(Stored data)
---
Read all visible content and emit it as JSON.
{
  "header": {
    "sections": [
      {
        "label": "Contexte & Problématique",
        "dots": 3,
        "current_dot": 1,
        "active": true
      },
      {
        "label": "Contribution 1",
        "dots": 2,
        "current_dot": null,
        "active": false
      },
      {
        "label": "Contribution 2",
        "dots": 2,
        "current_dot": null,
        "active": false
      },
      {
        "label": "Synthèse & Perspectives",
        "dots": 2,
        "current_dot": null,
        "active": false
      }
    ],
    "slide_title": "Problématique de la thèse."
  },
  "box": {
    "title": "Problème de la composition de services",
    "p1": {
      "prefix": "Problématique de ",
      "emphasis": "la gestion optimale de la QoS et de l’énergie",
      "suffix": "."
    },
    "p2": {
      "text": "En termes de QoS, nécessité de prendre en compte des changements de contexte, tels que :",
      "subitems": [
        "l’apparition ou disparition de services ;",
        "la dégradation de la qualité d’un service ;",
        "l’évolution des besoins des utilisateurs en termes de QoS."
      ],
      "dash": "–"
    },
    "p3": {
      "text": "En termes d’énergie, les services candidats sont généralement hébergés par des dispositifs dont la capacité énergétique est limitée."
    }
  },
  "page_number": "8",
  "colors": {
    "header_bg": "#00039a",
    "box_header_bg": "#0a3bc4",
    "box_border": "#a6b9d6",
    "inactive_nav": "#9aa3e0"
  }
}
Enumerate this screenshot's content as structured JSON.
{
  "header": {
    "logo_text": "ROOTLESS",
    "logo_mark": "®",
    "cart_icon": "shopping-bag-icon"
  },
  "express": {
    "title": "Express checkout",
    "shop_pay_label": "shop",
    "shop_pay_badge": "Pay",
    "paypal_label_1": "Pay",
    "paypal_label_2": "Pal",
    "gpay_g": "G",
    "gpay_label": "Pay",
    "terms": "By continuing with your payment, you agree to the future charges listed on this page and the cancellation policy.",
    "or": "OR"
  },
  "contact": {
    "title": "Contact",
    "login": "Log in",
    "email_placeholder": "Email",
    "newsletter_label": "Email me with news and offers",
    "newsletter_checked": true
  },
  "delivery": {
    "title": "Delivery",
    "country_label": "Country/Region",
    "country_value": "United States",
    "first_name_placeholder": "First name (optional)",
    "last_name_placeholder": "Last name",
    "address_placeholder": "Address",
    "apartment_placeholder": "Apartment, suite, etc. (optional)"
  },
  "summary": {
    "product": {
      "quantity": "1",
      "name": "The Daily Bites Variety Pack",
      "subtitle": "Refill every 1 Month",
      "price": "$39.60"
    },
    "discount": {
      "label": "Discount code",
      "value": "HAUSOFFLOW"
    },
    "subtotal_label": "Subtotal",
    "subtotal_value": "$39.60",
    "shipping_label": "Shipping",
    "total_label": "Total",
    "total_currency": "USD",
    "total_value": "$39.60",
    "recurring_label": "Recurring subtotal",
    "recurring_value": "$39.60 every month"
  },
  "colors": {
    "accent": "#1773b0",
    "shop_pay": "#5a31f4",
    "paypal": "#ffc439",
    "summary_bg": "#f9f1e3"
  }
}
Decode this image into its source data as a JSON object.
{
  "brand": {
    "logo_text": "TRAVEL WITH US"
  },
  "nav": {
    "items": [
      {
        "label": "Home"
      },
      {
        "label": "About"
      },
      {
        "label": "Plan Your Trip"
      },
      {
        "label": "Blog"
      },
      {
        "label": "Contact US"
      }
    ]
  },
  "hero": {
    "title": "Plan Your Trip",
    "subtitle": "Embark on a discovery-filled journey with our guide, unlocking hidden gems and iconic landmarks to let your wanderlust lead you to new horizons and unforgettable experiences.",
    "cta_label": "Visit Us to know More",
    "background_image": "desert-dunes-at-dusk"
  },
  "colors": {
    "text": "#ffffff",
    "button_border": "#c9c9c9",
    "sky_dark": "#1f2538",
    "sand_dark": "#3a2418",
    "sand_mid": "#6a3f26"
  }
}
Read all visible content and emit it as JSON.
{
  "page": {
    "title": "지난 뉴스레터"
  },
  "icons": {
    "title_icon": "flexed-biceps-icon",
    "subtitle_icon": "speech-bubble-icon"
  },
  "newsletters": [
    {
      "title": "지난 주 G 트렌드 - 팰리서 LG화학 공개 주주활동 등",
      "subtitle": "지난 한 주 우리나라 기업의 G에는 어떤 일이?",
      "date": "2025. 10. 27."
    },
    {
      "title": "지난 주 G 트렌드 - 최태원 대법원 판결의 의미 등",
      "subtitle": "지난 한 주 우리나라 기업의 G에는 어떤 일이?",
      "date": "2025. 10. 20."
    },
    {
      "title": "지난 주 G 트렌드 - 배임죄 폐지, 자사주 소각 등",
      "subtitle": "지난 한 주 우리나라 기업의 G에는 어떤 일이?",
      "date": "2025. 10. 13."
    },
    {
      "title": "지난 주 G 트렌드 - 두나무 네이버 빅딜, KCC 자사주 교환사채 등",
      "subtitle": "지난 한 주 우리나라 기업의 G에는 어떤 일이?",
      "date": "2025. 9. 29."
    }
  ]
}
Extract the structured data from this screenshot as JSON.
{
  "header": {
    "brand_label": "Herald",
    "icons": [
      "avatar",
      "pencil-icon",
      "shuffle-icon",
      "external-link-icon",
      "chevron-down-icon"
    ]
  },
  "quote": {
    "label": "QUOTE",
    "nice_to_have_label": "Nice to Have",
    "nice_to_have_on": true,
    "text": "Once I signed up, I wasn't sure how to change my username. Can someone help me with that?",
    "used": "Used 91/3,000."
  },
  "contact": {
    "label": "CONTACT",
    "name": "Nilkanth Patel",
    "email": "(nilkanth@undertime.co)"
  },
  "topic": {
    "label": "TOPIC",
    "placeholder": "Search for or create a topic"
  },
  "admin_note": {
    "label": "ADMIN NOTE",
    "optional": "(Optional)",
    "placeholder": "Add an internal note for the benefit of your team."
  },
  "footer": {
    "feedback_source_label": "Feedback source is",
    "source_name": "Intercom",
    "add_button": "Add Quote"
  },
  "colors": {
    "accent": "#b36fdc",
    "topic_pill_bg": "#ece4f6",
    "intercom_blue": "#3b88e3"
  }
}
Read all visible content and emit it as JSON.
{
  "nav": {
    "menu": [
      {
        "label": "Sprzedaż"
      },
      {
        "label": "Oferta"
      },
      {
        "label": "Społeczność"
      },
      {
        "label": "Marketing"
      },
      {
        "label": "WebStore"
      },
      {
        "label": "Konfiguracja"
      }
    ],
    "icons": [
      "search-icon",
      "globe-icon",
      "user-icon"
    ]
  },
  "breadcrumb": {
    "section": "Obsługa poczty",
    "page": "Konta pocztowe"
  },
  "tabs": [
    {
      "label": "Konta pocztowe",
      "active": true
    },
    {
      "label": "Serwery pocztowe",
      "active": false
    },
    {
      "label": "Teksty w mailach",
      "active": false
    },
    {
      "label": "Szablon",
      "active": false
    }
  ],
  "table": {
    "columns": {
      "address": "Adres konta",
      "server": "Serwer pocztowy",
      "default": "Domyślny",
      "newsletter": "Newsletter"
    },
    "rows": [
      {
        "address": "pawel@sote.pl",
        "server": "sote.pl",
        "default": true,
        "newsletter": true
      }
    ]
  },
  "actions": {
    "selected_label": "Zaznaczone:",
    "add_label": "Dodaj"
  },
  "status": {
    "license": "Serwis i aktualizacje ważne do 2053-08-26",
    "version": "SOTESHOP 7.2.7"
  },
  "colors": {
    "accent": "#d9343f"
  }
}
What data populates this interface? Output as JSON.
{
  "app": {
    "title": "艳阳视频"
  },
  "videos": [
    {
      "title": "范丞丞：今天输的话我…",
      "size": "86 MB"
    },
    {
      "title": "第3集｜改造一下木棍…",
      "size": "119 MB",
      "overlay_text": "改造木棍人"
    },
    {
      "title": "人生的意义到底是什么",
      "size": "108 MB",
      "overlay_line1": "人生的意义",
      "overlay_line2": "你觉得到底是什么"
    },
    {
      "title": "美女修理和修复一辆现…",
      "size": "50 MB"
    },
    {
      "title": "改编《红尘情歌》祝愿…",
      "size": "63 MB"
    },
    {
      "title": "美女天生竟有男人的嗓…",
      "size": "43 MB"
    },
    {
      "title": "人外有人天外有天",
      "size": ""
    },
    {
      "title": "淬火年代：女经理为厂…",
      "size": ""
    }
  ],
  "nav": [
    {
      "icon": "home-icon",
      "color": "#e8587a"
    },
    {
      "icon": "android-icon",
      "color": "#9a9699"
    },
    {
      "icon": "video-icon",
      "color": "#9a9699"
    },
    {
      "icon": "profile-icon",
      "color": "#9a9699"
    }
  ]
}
---
**TASK TO COMPLETE**
Return all lines containing "size".

**TASK RESULT**
      "size": "86 MB"
      "size": "119 MB",
      "size": "108 MB",
      "size": "50 MB"
      "size": "63 MB"
      "size": "43 MB"
      "size": ""
      "size": ""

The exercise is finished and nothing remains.